| THE PROBLEM |
Output the lines that follow exactly as they are.

| GIVEN INFORMATION |
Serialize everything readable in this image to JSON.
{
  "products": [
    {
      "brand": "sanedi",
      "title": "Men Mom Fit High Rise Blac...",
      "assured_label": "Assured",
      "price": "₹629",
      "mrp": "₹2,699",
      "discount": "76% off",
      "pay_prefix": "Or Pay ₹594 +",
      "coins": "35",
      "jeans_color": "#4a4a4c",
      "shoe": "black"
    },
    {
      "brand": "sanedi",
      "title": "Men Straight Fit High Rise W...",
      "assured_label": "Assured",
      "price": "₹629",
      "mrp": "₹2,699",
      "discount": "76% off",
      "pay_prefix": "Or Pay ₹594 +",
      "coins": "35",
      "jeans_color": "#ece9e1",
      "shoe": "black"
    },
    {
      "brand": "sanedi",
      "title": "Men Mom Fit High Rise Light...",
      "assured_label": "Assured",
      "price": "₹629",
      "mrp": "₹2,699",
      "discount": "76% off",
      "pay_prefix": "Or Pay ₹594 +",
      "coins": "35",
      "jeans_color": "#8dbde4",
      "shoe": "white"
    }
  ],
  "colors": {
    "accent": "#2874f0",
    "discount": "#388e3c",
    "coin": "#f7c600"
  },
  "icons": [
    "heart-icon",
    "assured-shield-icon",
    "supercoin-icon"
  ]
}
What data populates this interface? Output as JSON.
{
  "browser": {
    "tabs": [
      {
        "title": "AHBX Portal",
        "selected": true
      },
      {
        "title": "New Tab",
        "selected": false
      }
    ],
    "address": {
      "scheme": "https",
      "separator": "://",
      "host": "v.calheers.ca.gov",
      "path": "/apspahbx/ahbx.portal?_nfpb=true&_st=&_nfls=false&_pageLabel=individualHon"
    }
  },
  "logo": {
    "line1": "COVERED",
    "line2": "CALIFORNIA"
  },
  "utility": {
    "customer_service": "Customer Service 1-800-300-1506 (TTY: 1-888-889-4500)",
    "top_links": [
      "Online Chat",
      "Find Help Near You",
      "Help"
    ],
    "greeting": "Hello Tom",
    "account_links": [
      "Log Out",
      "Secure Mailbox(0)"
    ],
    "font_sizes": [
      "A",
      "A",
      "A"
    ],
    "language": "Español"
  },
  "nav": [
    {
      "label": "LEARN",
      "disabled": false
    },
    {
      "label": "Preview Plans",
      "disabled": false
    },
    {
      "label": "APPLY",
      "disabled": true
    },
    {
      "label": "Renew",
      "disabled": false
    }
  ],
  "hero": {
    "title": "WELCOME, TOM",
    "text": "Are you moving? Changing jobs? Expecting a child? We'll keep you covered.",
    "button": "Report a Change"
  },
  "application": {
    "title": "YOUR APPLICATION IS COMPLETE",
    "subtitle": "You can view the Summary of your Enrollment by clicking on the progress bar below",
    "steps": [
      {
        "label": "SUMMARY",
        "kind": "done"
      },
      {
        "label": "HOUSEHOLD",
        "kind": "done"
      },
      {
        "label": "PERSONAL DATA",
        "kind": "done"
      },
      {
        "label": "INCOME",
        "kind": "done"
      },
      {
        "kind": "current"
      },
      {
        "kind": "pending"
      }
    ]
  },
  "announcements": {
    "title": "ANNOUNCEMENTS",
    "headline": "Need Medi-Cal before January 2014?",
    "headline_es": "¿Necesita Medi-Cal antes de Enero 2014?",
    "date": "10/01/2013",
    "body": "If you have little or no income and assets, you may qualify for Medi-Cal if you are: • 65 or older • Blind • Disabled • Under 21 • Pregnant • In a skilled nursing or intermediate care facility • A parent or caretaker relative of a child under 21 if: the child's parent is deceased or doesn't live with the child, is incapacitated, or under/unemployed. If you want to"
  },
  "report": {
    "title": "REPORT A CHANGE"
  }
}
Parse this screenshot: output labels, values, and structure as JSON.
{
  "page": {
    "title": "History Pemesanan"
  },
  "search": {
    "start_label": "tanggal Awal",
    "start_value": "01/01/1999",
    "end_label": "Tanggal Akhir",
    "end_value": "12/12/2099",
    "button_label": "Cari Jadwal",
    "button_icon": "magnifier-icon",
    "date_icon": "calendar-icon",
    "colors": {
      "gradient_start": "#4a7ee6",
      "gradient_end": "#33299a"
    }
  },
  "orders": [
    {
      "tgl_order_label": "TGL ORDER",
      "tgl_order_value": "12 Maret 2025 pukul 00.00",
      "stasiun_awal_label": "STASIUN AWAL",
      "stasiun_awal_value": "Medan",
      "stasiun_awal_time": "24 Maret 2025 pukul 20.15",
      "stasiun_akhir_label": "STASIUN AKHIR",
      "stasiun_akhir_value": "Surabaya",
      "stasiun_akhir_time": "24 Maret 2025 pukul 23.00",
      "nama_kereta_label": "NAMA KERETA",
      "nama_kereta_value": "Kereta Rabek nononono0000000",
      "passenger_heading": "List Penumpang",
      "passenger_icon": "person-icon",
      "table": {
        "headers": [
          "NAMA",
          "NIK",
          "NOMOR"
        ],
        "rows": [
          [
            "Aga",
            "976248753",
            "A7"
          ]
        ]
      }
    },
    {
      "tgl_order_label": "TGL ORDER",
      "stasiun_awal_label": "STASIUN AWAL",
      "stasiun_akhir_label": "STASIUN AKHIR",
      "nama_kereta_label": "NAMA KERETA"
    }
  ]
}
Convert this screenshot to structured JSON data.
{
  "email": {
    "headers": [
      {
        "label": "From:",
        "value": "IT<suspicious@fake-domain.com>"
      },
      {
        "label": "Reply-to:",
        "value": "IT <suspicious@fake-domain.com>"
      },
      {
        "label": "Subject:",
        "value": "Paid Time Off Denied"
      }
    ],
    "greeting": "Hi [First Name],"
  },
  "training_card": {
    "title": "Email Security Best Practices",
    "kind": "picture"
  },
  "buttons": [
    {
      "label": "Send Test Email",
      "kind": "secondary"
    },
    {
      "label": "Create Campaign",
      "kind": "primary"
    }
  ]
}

| RESULT BELOW |
Serialize everything readable in this image to JSON.
{
  "products": [
    {
      "brand": "sanedi",
      "title": "Men Mom Fit High Rise Blac...",
      "assured_label": "Assured",
      "price": "₹629",
      "mrp": "₹2,699",
      "discount": "76% off",
      "pay_prefix": "Or Pay ₹594 +",
      "coins": "35",
      "jeans_color": "#4a4a4c",
      "shoe": "black"
    },
    {
      "brand": "sanedi",
      "title": "Men Straight Fit High Rise W...",
      "assured_label": "Assured",
      "price": "₹629",
      "mrp": "₹2,699",
      "discount": "76% off",
      "pay_prefix": "Or Pay ₹594 +",
      "coins": "35",
      "jeans_color": "#ece9e1",
      "shoe": "black"
    },
    {
      "brand": "sanedi",
      "title": "Men Mom Fit High Rise Light...",
      "assured_label": "Assured",
      "price": "₹629",
      "mrp": "₹2,699",
      "discount": "76% off",
      "pay_prefix": "Or Pay ₹594 +",
      "coins": "35",
      "jeans_color": "#8dbde4",
      "shoe": "white"
    }
  ],
  "colors": {
    "accent": "#2874f0",
    "discount": "#388e3c",
    "coin": "#f7c600"
  },
  "icons": [
    "heart-icon",
    "assured-shield-icon",
    "supercoin-icon"
  ]
}
What data populates this interface? Output as JSON.
{
  "browser": {
    "tabs": [
      {
        "title": "AHBX Portal",
        "selected": true
      },
      {
        "title": "New Tab",
        "selected": false
      }
    ],
    "address": {
      "scheme": "https",
      "separator": "://",
      "host": "v.calheers.ca.gov",
      "path": "/apspahbx/ahbx.portal?_nfpb=true&_st=&_nfls=false&_pageLabel=individualHon"
    }
  },
  "logo": {
    "line1": "COVERED",
    "line2": "CALIFORNIA"
  },
  "utility": {
    "customer_service": "Customer Service 1-800-300-1506 (TTY: 1-888-889-4500)",
    "top_links": [
      "Online Chat",
      "Find Help Near You",
      "Help"
    ],
    "greeting": "Hello Tom",
    "account_links": [
      "Log Out",
      "Secure Mailbox(0)"
    ],
    "font_sizes": [
      "A",
      "A",
      "A"
    ],
    "language": "Español"
  },
  "nav": [
    {
      "label": "LEARN",
      "disabled": false
    },
    {
      "label": "Preview Plans",
      "disabled": false
    },
    {
      "label": "APPLY",
      "disabled": true
    },
    {
      "label": "Renew",
      "disabled": false
    }
  ],
  "hero": {
    "title": "WELCOME, TOM",
    "text": "Are you moving? Changing jobs? Expecting a child? We'll keep you covered.",
    "button": "Report a Change"
  },
  "application": {
    "title": "YOUR APPLICATION IS COMPLETE",
    "subtitle": "You can view the Summary of your Enrollment by clicking on the progress bar below",
    "steps": [
      {
        "label": "SUMMARY",
        "kind": "done"
      },
      {
        "label": "HOUSEHOLD",
        "kind": "done"
      },
      {
        "label": "PERSONAL DATA",
        "kind": "done"
      },
      {
        "label": "INCOME",
        "kind": "done"
      },
      {
        "kind": "current"
      },
      {
        "kind": "pending"
      }
    ]
  },
  "announcements": {
    "title": "ANNOUNCEMENTS",
    "headline": "Need Medi-Cal before January 2014?",
    "headline_es": "¿Necesita Medi-Cal antes de Enero 2014?",
    "date": "10/01/2013",
    "body": "If you have little or no income and assets, you may qualify for Medi-Cal if you are: • 65 or older • Blind • Disabled • Under 21 • Pregnant • In a skilled nursing or intermediate care facility • A parent or caretaker relative of a child under 21 if: the child's parent is deceased or doesn't live with the child, is incapacitated, or under/unemployed. If you want to"
  },
  "report": {
    "title": "REPORT A CHANGE"
  }
}
Parse this screenshot: output labels, values, and structure as JSON.
{
  "page": {
    "title": "History Pemesanan"
  },
  "search": {
    "start_label": "tanggal Awal",
    "start_value": "01/01/1999",
    "end_label": "Tanggal Akhir",
    "end_value": "12/12/2099",
    "button_label": "Cari Jadwal",
    "button_icon": "magnifier-icon",
    "date_icon": "calendar-icon",
    "colors": {
      "gradient_start": "#4a7ee6",
      "gradient_end": "#33299a"
    }
  },
  "orders": [
    {
      "tgl_order_label": "TGL ORDER",
      "tgl_order_value": "12 Maret 2025 pukul 00.00",
      "stasiun_awal_label": "STASIUN AWAL",
      "stasiun_awal_value": "Medan",
      "stasiun_awal_time": "24 Maret 2025 pukul 20.15",
      "stasiun_akhir_label": "STASIUN AKHIR",
      "stasiun_akhir_value": "Surabaya",
      "stasiun_akhir_time": "24 Maret 2025 pukul 23.00",
      "nama_kereta_label": "NAMA KERETA",
      "nama_kereta_value": "Kereta Rabek nononono0000000",
      "passenger_heading": "List Penumpang",
      "passenger_icon": "person-icon",
      "table": {
        "headers": [
          "NAMA",
          "NIK",
          "NOMOR"
        ],
        "rows": [
          [
            "Aga",
            "976248753",
            "A7"
          ]
        ]
      }
    },
    {
      "tgl_order_label": "TGL ORDER",
      "stasiun_awal_label": "STASIUN AWAL",
      "stasiun_akhir_label": "STASIUN AKHIR",
      "nama_kereta_label": "NAMA KERETA"
    }
  ]
}
Convert this screenshot to structured JSON data.
{
  "email": {
    "headers": [
      {
        "label": "From:",
        "value": "IT<suspicious@fake-domain.com>"
      },
      {
        "label": "Reply-to:",
        "value": "IT <suspicious@fake-domain.com>"
      },
      {
        "label": "Subject:",
        "value": "Paid Time Off Denied"
      }
    ],
    "greeting": "Hi [First Name],"
  },
  "training_card": {
    "title": "Email Security Best Practices",
    "kind": "picture"
  },
  "buttons": [
    {
      "label": "Send Test Email",
      "kind": "secondary"
    },
    {
      "label": "Create Campaign",
      "kind": "primary"
    }
  ]
}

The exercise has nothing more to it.